• STATED TASK
Put the lines from the one containing "rf-excitation-pulse — [1151, 99, 1181, 116]" through the one containing "interval-label: 13 — [1496, 641, 1516, 660]" into a JSON list of strings, one string per line, with any blank lines left out.

———

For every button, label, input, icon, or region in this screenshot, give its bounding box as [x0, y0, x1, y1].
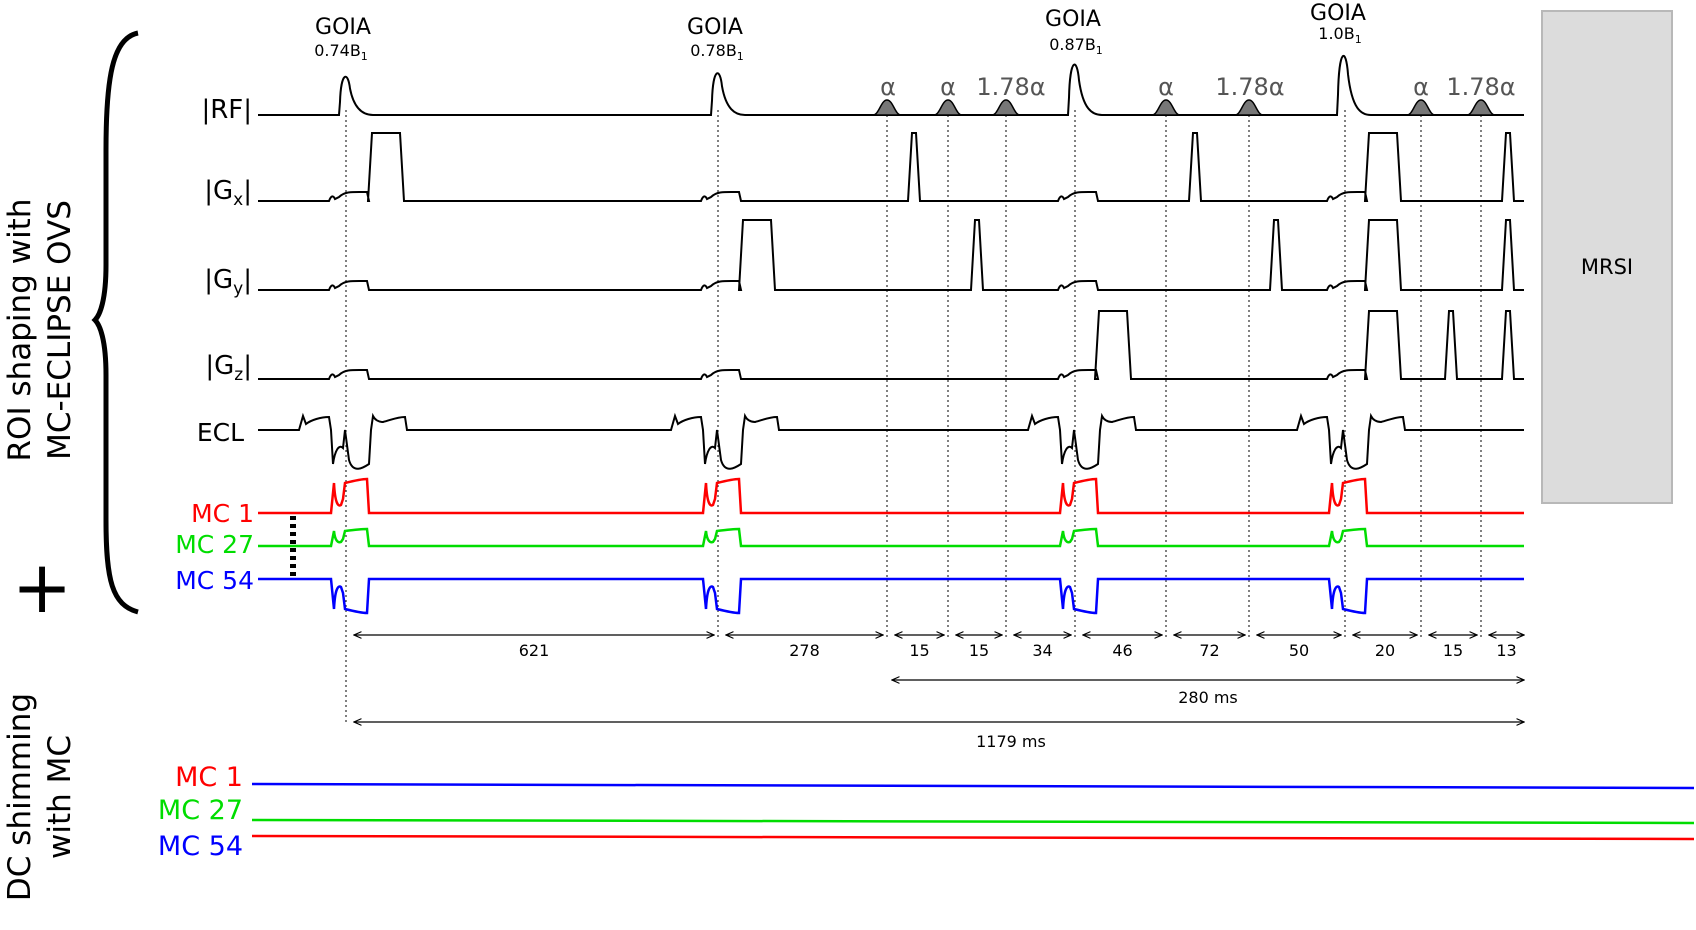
rf-excitation-pulse — [1151, 99, 1181, 116]
rf-excitation-pulse — [1234, 99, 1264, 116]
gy-row-label: |Gy| — [204, 265, 252, 299]
goia-label: GOIA 0.78B1 — [687, 15, 744, 63]
mc-label-1: MC 1 — [191, 499, 254, 528]
interval-label: 13 — [1496, 641, 1516, 660]
dc-line-green — [251, 818, 1695, 825]
flip-angle-label: 1.78α — [976, 73, 1045, 101]
goia-amplitude: 1.0B1 — [1318, 24, 1361, 46]
rf-excitation-pulse — [872, 99, 902, 116]
dc-channel-labels: MC 1 MC 27 MC 54 — [158, 762, 243, 862]
dc-label-line1: DC shimming — [2, 693, 38, 901]
goia-amplitude: 0.74B1 — [314, 41, 368, 63]
rf-waveform — [258, 54, 1524, 116]
rf-excitation-pulse — [1406, 99, 1436, 116]
roi-label-line2: MC-ECLIPSE OVS — [42, 200, 78, 460]
goia-title: GOIA — [1045, 7, 1101, 32]
rf-excitation-pulse — [1466, 99, 1496, 116]
flip-angle-labels: α α 1.78α α 1.78α α 1.78α — [880, 73, 1516, 101]
waveforms — [258, 54, 1524, 615]
goia-label: GOIA 0.74B1 — [314, 15, 371, 63]
goia-title: GOIA — [315, 15, 371, 40]
flip-angle-label: α — [880, 73, 896, 101]
interval-label: 20 — [1375, 641, 1395, 660]
interval-label: 15 — [969, 641, 989, 660]
interval-label: 72 — [1199, 641, 1219, 660]
timing-guides — [345, 110, 1482, 722]
dc-mc-label-27: MC 27 — [158, 795, 243, 826]
gx-waveform — [258, 132, 1524, 202]
flip-angle-label: 1.78α — [1215, 73, 1284, 101]
flip-angle-label: 1.78α — [1446, 73, 1515, 101]
dc-line-blue — [251, 782, 1695, 790]
dc-label-line2: with MC — [42, 735, 78, 859]
row-labels: |RF| |Gx| |Gy| |Gz| ECL — [197, 95, 252, 447]
rf-row-label: |RF| — [201, 95, 252, 125]
dc-shimming-label: DC shimming with MC — [2, 693, 78, 901]
mc-channel-labels: MC 1 MC 27 MC 54 — [175, 499, 254, 595]
gz-waveform — [258, 310, 1524, 380]
grouping-brace — [91, 30, 139, 615]
goia-label: GOIA 0.87B1 — [1045, 7, 1103, 57]
roi-shaping-label: ROI shaping with MC-ECLIPSE OVS — [2, 199, 78, 462]
rf-excitation-pulse — [991, 99, 1021, 116]
interval-label: 278 — [789, 641, 820, 660]
gy-waveform — [258, 219, 1524, 291]
gx-row-label: |Gx| — [204, 176, 252, 210]
goia-amplitude: 0.78B1 — [690, 41, 744, 63]
mc1-waveform — [258, 477, 1524, 515]
dc-line-red — [251, 834, 1695, 841]
interval-label: 50 — [1289, 641, 1309, 660]
interval-label: 15 — [1443, 641, 1463, 660]
mc54-waveform — [258, 577, 1524, 615]
mc-label-27: MC 27 — [175, 530, 254, 559]
ecl-row-label: ECL — [197, 418, 244, 447]
interval-label: 46 — [1112, 641, 1132, 660]
interval-label: 621 — [519, 641, 550, 660]
total-280ms: 280 ms — [1178, 688, 1238, 707]
total-1179ms: 1179 ms — [976, 732, 1046, 751]
interval-arrows: 621 278 15 15 34 46 72 50 20 15 13 — [354, 635, 1524, 660]
plus-sign: + — [12, 545, 72, 629]
roi-label-line1: ROI shaping with — [2, 199, 38, 462]
mrsi-label: MRSI — [1581, 255, 1633, 279]
flip-angle-label: α — [1158, 73, 1174, 101]
dc-mc-label-54: MC 54 — [158, 831, 243, 862]
flip-angle-label: α — [1413, 73, 1429, 101]
goia-amplitude: 0.87B1 — [1049, 35, 1103, 57]
flip-angle-label: α — [940, 73, 956, 101]
interval-label: 34 — [1032, 641, 1052, 660]
goia-labels: GOIA 0.74B1 GOIA 0.78B1 GOIA 0.87B1 GOIA… — [314, 1, 1366, 63]
mc27-waveform — [258, 527, 1524, 548]
goia-title: GOIA — [1310, 1, 1366, 26]
interval-label: 15 — [909, 641, 929, 660]
ecl-waveform — [258, 412, 1524, 470]
goia-title: GOIA — [687, 15, 743, 40]
gz-row-label: |Gz| — [205, 351, 252, 385]
mc-label-54: MC 54 — [175, 566, 254, 595]
mrsi-block — [1541, 10, 1673, 504]
rf-excitation-pulse — [933, 99, 963, 116]
dc-mc-label-1: MC 1 — [175, 762, 243, 793]
goia-label: GOIA 1.0B1 — [1310, 1, 1366, 46]
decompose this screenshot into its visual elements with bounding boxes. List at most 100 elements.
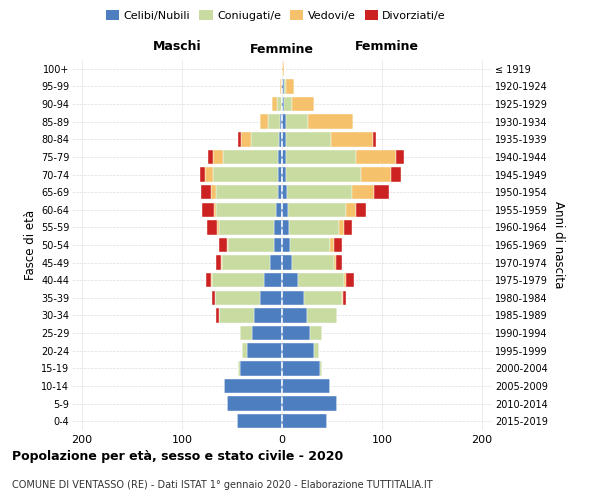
Bar — [260, 114, 268, 129]
Bar — [356, 150, 396, 164]
Bar — [346, 202, 356, 217]
Bar — [286, 79, 294, 94]
Bar — [240, 361, 282, 376]
Bar — [282, 97, 284, 112]
Bar — [219, 220, 274, 234]
Bar — [288, 202, 346, 217]
Y-axis label: Fasce di età: Fasce di età — [23, 210, 37, 280]
Bar — [216, 308, 219, 322]
Legend: Celibi/Nubili, Coniugati/e, Vedovi/e, Divorziati/e: Celibi/Nubili, Coniugati/e, Vedovi/e, Di… — [101, 6, 451, 25]
Bar — [282, 114, 286, 129]
Bar — [201, 185, 211, 200]
Bar — [224, 378, 282, 393]
Bar — [278, 150, 282, 164]
Bar — [282, 308, 307, 322]
Bar — [346, 273, 354, 287]
Bar — [298, 273, 344, 287]
Bar — [374, 185, 389, 200]
Bar — [252, 326, 282, 340]
Bar — [282, 132, 286, 146]
Bar — [208, 150, 213, 164]
Bar — [331, 132, 373, 146]
Bar — [223, 150, 278, 164]
Bar — [206, 273, 211, 287]
Bar — [212, 273, 264, 287]
Bar — [282, 414, 327, 428]
Text: Maschi: Maschi — [152, 40, 202, 53]
Bar — [282, 220, 289, 234]
Bar — [292, 97, 314, 112]
Bar — [282, 396, 337, 411]
Bar — [278, 185, 282, 200]
Bar — [310, 326, 322, 340]
Bar — [214, 202, 216, 217]
Bar — [242, 344, 247, 358]
Bar — [282, 344, 314, 358]
Bar — [342, 290, 343, 305]
Bar — [334, 238, 342, 252]
Bar — [336, 256, 342, 270]
Bar — [282, 168, 286, 181]
Bar — [282, 361, 320, 376]
Text: COMUNE DI VENTASSO (RE) - Dati ISTAT 1° gennaio 2020 - Elaborazione TUTTITALIA.I: COMUNE DI VENTASSO (RE) - Dati ISTAT 1° … — [12, 480, 433, 490]
Bar — [264, 273, 282, 287]
Bar — [217, 220, 219, 234]
Bar — [211, 273, 212, 287]
Text: Popolazione per età, sesso e stato civile - 2020: Popolazione per età, sesso e stato civil… — [12, 450, 343, 463]
Bar — [343, 290, 346, 305]
Bar — [292, 256, 334, 270]
Bar — [290, 238, 330, 252]
Bar — [352, 185, 374, 200]
Bar — [282, 378, 330, 393]
Bar — [282, 79, 284, 94]
Bar — [268, 114, 280, 129]
Bar — [213, 168, 278, 181]
Bar — [284, 97, 292, 112]
Bar — [277, 97, 282, 112]
Bar — [241, 132, 251, 146]
Bar — [238, 361, 240, 376]
Bar — [279, 132, 282, 146]
Bar — [280, 79, 282, 94]
Bar — [282, 202, 288, 217]
Bar — [282, 185, 287, 200]
Bar — [320, 361, 322, 376]
Bar — [282, 256, 292, 270]
Bar — [278, 168, 282, 181]
Bar — [307, 308, 337, 322]
Bar — [219, 308, 254, 322]
Bar — [282, 326, 310, 340]
Bar — [286, 114, 308, 129]
Bar — [286, 150, 356, 164]
Bar — [286, 168, 361, 181]
Bar — [282, 238, 290, 252]
Bar — [211, 185, 216, 200]
Bar — [304, 290, 342, 305]
Bar — [282, 150, 286, 164]
Bar — [344, 220, 352, 234]
Bar — [207, 220, 217, 234]
Bar — [289, 220, 339, 234]
Bar — [308, 114, 353, 129]
Bar — [219, 238, 227, 252]
Bar — [282, 290, 304, 305]
Bar — [391, 168, 401, 181]
Bar — [356, 202, 366, 217]
Bar — [254, 308, 282, 322]
Bar — [202, 202, 214, 217]
Bar — [237, 414, 282, 428]
Bar — [216, 185, 278, 200]
Bar — [361, 168, 391, 181]
Bar — [215, 290, 260, 305]
Bar — [205, 168, 213, 181]
Bar — [213, 150, 223, 164]
Bar — [284, 79, 286, 94]
Bar — [339, 220, 344, 234]
Bar — [212, 290, 215, 305]
Bar — [221, 256, 222, 270]
Bar — [276, 202, 282, 217]
Bar — [396, 150, 404, 164]
Bar — [240, 326, 252, 340]
Bar — [216, 256, 221, 270]
Bar — [286, 132, 331, 146]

———

• SOLUTION TO THIS TASK
[
  "rf-excitation-pulse — [1151, 99, 1181, 116]",
  "rf-excitation-pulse — [1234, 99, 1264, 116]",
  "gy-row-label: |Gy| — [204, 265, 252, 299]",
  "goia-label: GOIA 0.78B1 — [687, 15, 744, 63]",
  "mc-label-1: MC 1 — [191, 499, 254, 528]",
  "interval-label: 13 — [1496, 641, 1516, 660]"
]